What is expected: Check each line of the entries below for the string "JSON"; copy every line where it appears.

— START Provided data —

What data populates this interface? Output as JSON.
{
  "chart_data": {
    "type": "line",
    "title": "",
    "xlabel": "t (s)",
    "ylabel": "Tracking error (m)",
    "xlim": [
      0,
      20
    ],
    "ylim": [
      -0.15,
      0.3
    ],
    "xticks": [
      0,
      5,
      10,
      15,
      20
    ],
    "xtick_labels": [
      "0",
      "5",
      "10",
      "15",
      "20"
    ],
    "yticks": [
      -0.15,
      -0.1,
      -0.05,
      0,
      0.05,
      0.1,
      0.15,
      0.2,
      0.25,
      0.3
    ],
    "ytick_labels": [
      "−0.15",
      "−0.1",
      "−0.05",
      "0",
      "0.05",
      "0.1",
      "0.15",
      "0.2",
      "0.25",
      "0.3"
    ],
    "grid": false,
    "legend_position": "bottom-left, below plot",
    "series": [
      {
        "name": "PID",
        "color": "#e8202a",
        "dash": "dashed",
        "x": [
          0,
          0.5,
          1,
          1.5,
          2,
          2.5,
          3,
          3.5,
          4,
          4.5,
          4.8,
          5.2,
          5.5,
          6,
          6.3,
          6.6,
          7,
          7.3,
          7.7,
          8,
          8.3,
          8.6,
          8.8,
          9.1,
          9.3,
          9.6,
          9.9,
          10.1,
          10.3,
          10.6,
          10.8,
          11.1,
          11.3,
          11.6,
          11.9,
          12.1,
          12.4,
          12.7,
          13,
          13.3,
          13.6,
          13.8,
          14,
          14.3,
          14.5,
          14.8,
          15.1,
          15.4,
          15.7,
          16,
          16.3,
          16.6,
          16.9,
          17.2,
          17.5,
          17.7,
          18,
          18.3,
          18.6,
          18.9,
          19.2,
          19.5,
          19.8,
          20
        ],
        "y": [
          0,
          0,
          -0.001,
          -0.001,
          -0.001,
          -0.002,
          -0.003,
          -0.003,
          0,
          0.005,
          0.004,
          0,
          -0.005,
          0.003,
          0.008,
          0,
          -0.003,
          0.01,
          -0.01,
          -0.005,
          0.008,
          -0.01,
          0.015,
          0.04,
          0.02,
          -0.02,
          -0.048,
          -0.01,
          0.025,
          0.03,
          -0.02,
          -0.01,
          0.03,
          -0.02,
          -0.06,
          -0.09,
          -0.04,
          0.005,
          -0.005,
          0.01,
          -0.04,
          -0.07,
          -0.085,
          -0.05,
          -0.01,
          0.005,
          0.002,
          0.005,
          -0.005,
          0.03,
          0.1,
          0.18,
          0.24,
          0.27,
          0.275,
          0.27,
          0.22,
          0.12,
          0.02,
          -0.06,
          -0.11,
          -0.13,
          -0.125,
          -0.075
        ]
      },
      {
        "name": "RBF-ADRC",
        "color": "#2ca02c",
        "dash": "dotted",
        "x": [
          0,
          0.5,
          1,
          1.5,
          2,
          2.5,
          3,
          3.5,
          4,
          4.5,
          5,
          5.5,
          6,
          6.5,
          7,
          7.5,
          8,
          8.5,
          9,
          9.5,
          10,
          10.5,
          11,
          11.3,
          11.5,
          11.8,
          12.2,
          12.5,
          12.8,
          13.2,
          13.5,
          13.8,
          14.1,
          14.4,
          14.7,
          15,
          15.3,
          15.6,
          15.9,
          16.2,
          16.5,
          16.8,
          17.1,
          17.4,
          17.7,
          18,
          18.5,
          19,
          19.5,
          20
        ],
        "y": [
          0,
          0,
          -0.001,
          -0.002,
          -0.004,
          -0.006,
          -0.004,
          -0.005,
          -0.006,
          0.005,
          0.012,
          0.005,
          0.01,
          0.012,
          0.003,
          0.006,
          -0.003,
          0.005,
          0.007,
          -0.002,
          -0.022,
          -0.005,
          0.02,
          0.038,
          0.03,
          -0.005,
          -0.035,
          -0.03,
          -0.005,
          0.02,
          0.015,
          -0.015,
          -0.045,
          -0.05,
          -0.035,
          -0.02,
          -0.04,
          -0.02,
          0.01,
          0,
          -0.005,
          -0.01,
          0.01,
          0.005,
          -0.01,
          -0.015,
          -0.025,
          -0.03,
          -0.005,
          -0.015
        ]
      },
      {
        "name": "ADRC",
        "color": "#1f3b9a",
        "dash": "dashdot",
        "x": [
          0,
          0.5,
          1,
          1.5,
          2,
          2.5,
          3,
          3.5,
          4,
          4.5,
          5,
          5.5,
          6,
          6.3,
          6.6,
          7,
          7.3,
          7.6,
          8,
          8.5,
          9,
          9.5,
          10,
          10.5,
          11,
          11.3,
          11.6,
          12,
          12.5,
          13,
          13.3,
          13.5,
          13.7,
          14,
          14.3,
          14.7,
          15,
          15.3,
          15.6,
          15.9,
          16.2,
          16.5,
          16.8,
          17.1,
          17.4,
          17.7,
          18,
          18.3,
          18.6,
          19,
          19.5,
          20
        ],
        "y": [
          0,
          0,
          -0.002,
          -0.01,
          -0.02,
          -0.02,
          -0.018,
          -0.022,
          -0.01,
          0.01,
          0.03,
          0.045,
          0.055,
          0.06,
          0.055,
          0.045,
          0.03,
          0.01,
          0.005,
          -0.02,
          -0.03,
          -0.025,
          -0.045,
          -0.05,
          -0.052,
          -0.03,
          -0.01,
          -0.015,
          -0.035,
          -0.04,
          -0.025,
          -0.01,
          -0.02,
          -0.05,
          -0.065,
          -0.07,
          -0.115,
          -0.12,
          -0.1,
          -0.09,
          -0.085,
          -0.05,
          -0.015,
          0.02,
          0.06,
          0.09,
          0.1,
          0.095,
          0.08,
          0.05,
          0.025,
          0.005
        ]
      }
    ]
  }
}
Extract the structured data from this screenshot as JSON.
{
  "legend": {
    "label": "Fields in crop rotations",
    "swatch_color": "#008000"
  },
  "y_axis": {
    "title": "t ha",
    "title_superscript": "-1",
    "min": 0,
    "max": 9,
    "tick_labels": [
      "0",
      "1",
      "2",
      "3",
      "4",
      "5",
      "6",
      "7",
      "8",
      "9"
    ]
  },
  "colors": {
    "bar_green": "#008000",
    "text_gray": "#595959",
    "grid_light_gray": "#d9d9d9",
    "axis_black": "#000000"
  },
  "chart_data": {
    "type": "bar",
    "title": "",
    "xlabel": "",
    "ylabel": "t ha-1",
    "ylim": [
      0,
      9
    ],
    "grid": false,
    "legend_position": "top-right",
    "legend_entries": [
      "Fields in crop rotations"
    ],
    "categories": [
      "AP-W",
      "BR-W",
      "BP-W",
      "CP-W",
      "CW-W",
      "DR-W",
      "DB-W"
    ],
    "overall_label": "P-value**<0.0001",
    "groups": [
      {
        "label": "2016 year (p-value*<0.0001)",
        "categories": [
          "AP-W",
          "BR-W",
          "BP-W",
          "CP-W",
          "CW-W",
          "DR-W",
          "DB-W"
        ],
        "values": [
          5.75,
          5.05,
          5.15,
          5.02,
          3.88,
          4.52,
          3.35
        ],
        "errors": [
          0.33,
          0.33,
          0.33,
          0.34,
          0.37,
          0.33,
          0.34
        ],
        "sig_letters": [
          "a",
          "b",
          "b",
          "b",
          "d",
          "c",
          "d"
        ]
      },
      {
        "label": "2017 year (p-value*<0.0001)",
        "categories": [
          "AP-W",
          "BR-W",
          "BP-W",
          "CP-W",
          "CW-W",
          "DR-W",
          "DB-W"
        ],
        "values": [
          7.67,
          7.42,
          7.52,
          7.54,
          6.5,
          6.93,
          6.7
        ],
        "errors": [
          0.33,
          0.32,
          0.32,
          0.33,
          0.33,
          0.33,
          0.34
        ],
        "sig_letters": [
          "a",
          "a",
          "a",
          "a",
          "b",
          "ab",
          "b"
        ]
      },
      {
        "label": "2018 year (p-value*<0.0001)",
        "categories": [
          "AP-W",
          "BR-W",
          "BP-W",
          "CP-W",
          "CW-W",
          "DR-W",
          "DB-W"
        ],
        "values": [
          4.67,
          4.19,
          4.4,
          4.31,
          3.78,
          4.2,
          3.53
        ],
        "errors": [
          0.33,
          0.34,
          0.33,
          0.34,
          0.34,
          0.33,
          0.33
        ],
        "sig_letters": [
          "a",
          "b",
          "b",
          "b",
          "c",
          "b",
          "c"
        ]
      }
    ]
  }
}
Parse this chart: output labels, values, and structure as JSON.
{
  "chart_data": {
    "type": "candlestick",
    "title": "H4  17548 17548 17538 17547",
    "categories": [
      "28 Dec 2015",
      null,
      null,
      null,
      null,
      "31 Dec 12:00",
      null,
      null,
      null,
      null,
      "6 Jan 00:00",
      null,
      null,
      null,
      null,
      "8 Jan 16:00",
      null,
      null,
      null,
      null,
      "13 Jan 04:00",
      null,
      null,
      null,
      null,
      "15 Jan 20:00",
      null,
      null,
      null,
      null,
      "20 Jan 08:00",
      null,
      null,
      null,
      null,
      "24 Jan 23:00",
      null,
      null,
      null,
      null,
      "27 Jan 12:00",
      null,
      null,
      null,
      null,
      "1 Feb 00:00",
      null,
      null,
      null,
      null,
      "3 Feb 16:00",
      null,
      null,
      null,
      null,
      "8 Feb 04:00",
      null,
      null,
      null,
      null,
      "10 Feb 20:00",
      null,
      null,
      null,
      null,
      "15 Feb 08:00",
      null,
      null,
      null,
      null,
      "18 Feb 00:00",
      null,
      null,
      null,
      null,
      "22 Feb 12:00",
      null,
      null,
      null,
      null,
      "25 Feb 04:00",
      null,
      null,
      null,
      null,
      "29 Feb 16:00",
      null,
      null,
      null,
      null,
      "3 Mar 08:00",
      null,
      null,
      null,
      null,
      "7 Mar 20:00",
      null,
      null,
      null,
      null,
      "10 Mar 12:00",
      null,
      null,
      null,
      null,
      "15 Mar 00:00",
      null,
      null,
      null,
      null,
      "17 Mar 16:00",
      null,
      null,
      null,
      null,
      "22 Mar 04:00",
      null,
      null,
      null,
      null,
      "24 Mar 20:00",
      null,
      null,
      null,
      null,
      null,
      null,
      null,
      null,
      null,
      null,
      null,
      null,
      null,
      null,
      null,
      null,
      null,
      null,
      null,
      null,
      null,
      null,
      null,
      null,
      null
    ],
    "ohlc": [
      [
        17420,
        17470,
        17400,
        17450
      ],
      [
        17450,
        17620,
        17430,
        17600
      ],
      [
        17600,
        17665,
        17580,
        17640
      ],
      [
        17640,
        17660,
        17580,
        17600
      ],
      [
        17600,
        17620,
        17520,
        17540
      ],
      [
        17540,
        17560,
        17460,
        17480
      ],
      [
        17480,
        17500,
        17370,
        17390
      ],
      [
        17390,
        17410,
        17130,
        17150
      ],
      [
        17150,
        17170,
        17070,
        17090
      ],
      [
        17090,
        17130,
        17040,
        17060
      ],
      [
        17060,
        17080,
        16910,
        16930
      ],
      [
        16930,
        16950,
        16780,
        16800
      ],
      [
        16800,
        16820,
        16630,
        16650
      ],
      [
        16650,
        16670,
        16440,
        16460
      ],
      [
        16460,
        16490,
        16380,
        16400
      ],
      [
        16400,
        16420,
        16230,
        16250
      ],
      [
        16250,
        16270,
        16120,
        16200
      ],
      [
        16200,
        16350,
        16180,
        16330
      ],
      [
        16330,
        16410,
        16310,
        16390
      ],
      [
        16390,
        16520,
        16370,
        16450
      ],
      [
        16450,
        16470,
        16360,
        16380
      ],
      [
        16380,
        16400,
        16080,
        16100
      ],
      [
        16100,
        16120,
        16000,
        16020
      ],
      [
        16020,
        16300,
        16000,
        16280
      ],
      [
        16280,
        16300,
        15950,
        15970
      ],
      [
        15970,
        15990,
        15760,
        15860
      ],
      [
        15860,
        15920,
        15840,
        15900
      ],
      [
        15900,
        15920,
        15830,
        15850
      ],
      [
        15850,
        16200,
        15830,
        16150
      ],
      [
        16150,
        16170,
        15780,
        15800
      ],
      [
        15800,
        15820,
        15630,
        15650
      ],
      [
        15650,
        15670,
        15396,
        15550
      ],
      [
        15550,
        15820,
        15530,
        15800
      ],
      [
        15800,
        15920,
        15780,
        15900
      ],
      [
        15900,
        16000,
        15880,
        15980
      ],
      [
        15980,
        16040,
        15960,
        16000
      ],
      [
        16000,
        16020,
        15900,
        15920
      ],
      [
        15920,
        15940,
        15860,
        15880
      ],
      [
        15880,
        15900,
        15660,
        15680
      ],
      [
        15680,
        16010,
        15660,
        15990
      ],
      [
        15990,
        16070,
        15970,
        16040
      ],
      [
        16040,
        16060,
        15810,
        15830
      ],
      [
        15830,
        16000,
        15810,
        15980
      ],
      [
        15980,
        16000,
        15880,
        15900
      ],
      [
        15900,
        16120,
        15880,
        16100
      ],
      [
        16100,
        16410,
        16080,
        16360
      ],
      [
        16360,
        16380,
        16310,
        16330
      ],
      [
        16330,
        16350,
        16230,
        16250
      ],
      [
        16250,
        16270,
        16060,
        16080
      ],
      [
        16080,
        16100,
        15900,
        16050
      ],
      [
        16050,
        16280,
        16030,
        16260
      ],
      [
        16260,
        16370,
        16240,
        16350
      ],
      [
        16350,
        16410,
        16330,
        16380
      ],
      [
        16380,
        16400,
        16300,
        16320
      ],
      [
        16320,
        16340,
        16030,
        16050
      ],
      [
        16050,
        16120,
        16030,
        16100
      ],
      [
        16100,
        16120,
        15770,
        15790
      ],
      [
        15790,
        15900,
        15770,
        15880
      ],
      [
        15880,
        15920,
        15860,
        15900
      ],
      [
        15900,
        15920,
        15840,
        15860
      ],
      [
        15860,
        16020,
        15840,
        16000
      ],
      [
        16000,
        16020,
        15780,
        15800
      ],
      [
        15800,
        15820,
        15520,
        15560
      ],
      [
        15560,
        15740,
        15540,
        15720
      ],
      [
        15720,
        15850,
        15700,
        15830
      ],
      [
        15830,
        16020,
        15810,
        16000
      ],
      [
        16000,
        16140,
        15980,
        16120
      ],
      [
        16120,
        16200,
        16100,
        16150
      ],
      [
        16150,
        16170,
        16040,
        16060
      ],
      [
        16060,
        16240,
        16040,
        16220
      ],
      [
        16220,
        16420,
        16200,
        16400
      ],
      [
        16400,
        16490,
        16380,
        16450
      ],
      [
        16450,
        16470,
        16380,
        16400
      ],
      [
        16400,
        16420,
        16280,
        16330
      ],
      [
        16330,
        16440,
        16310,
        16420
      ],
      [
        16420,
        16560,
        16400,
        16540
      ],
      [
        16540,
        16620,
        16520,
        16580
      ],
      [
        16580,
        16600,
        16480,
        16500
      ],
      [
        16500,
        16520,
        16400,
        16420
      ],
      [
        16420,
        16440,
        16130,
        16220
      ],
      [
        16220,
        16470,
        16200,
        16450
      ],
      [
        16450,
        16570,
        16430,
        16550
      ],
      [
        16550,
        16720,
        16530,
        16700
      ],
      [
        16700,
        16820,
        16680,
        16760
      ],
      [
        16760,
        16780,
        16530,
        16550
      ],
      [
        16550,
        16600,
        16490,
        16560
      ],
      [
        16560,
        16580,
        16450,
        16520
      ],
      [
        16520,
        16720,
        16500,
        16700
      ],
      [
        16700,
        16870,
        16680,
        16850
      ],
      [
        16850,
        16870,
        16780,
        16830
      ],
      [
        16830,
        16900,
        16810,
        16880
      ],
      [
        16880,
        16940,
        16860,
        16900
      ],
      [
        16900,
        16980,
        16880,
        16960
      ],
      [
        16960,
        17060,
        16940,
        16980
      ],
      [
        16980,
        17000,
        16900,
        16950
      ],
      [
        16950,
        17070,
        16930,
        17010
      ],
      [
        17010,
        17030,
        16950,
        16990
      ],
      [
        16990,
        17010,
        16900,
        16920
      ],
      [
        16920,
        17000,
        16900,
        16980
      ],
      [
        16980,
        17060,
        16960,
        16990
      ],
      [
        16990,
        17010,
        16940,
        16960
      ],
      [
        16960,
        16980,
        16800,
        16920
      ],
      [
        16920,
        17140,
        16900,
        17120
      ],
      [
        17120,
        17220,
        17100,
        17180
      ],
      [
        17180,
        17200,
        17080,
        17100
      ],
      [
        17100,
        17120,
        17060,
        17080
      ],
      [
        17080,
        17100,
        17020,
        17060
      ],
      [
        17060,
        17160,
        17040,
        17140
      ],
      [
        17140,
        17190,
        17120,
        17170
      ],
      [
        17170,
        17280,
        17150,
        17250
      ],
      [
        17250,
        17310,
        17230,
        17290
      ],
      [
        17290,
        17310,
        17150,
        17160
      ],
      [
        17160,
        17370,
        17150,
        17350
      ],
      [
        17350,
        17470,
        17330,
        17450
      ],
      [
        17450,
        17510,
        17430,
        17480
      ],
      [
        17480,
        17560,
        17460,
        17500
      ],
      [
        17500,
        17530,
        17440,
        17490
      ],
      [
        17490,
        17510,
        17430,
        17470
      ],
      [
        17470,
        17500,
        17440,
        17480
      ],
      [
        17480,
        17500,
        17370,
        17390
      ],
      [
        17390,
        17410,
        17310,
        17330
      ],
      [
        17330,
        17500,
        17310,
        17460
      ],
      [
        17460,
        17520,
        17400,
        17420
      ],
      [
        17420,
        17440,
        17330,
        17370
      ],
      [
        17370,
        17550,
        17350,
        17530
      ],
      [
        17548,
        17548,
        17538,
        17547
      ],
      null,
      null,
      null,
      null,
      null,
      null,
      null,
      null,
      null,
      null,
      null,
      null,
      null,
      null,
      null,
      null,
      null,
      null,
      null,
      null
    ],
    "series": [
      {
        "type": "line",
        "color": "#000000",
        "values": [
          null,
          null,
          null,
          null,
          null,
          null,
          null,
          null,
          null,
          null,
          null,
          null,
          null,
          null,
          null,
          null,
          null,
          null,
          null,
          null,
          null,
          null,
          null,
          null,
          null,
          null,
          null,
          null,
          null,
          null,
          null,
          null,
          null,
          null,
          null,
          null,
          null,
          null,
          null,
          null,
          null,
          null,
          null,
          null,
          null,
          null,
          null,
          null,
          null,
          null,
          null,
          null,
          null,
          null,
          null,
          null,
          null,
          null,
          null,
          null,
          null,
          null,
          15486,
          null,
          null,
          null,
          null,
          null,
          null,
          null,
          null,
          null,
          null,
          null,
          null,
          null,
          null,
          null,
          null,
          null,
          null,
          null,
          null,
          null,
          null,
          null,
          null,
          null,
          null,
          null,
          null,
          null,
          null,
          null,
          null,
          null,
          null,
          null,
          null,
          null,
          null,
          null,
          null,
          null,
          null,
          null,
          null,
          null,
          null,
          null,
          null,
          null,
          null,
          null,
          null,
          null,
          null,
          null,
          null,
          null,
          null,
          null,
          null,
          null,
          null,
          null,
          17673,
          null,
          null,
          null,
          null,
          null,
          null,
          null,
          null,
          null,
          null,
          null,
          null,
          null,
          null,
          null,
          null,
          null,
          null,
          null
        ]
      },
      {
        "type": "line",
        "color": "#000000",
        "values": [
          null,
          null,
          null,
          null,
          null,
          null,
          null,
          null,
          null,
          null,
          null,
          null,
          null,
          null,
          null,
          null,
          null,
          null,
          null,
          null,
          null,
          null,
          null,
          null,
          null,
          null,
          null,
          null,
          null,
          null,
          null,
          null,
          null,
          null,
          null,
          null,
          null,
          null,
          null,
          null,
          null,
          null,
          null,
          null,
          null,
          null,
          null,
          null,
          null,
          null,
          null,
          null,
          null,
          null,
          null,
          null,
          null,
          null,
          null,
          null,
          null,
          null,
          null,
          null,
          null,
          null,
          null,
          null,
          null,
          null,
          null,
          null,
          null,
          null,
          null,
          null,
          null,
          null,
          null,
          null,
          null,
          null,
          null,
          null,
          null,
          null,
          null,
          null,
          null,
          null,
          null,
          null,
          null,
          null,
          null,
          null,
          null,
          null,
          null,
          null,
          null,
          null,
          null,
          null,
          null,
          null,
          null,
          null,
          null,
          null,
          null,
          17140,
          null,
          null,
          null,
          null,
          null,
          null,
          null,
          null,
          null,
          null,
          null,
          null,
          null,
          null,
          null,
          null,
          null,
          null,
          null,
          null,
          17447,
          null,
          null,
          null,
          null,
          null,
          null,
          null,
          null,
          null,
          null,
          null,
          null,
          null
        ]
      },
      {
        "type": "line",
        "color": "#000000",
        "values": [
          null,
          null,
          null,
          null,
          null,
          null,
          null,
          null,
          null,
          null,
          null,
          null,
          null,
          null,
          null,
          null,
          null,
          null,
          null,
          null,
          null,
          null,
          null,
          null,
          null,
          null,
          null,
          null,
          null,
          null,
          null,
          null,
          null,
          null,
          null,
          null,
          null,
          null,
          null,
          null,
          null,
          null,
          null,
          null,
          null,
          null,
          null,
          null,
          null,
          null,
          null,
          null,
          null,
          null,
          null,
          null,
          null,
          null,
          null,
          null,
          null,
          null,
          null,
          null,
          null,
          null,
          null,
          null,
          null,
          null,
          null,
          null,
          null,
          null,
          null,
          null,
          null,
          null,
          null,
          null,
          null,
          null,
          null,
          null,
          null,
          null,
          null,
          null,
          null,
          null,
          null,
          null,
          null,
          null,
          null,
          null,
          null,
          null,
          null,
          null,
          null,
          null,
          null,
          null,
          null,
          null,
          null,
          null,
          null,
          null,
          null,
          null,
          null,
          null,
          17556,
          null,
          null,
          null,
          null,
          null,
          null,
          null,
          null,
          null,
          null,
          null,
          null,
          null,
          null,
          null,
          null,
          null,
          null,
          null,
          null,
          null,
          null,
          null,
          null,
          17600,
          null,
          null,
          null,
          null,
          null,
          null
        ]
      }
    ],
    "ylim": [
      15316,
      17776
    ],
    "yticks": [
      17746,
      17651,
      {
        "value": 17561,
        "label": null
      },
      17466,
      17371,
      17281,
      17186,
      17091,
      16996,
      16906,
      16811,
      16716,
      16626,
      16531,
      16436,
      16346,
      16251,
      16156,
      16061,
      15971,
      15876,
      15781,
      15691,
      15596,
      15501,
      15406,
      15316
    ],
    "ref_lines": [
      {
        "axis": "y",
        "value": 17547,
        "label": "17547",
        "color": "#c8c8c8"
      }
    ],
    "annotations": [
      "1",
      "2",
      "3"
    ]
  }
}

— END Provided data —

Full answer:
What data populates this interface? Output as JSON.
Extract the structured data from this screenshot as JSON.
Parse this chart: output labels, values, and structure as JSON.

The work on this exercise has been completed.